● **WHAT IS EXPECTED**
Say how many lines of these entries include the word "April", and answer with the number alone.
## BEGIN SUPPLIED RECORDS
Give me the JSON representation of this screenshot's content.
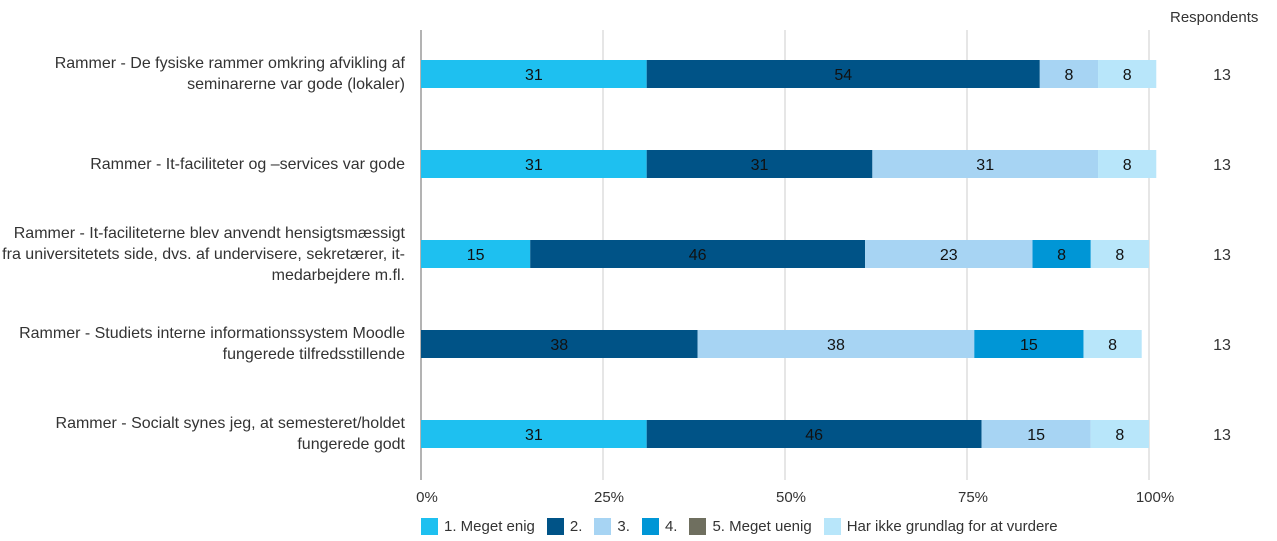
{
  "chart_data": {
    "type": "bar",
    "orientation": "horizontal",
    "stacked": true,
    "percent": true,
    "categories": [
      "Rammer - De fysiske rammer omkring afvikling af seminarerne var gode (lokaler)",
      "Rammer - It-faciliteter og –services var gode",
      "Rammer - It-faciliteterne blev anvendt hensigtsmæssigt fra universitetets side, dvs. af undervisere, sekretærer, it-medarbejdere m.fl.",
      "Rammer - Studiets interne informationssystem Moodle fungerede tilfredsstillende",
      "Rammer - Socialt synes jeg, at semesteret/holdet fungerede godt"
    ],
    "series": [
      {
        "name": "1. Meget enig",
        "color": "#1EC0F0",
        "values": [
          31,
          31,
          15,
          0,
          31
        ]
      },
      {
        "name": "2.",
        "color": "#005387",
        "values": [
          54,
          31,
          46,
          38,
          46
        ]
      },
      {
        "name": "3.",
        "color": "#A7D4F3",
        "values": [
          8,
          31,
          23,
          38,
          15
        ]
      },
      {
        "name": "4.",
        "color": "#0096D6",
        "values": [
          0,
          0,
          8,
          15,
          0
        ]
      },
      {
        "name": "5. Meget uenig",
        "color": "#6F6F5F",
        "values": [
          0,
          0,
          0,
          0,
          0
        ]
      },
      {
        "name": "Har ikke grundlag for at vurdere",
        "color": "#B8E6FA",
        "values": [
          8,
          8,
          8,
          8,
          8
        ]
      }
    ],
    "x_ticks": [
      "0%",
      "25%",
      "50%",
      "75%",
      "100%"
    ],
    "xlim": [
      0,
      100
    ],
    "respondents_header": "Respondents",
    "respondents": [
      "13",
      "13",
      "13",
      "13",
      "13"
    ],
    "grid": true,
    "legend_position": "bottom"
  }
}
## END SUPPLIED RECORDS
## BEGIN SUPPLIED RECORDS
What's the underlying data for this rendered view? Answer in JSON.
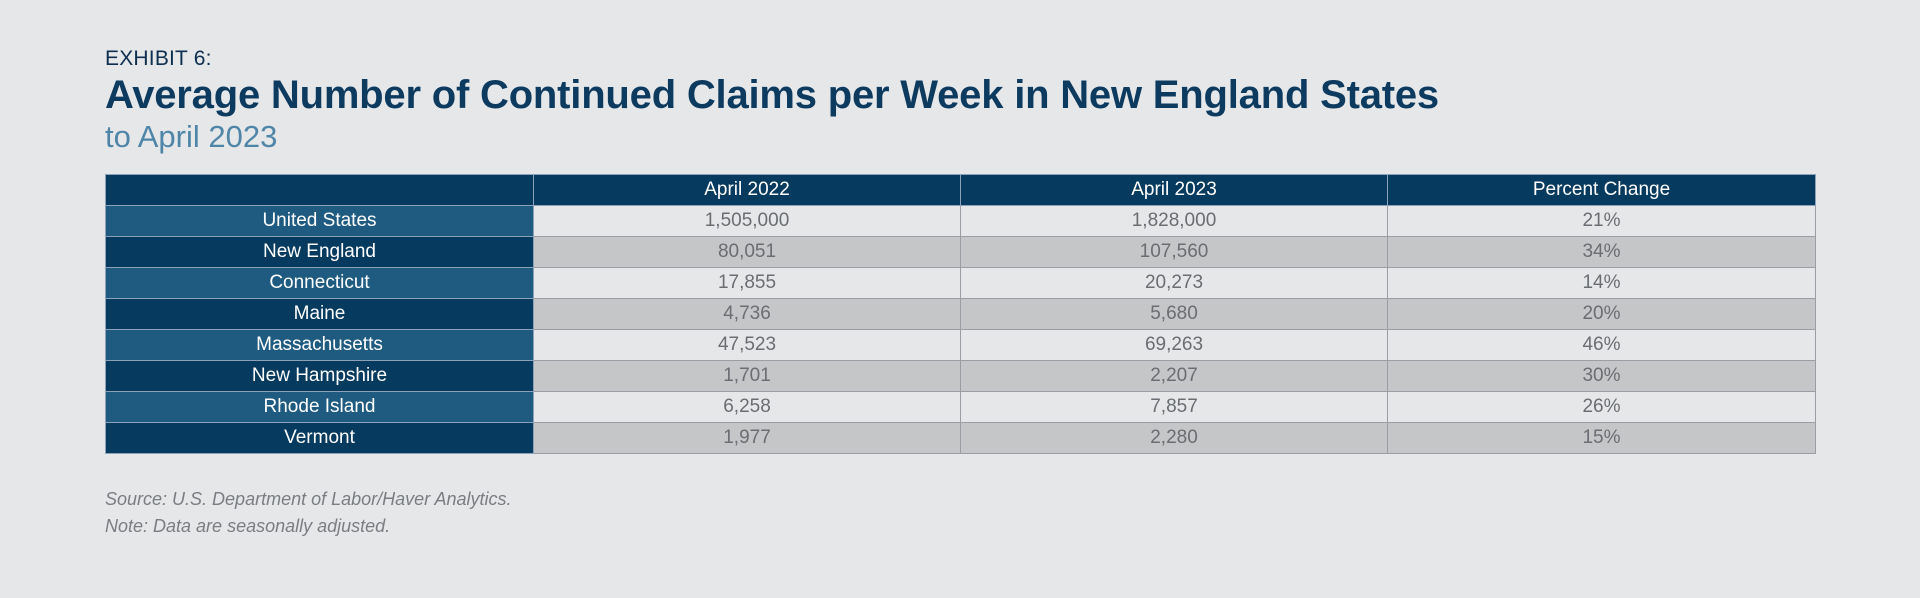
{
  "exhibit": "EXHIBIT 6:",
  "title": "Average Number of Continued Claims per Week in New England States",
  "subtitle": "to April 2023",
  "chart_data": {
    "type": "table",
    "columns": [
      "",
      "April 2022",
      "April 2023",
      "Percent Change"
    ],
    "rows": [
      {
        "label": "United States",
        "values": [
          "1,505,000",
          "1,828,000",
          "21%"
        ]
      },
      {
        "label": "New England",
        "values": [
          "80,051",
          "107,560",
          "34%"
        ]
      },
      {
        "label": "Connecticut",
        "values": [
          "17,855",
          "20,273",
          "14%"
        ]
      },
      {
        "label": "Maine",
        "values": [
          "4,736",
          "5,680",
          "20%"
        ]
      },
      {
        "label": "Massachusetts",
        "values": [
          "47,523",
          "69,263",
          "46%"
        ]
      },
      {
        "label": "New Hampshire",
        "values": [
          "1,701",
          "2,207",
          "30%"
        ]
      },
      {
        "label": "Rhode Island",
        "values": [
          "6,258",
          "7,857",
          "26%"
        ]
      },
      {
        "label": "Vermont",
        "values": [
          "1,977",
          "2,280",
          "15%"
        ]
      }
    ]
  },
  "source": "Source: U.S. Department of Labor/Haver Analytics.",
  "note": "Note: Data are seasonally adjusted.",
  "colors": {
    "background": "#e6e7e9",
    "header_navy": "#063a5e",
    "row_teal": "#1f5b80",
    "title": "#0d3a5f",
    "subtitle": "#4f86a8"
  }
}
## END SUPPLIED RECORDS
● **SOLUTION TO THIS PROBLEM**
3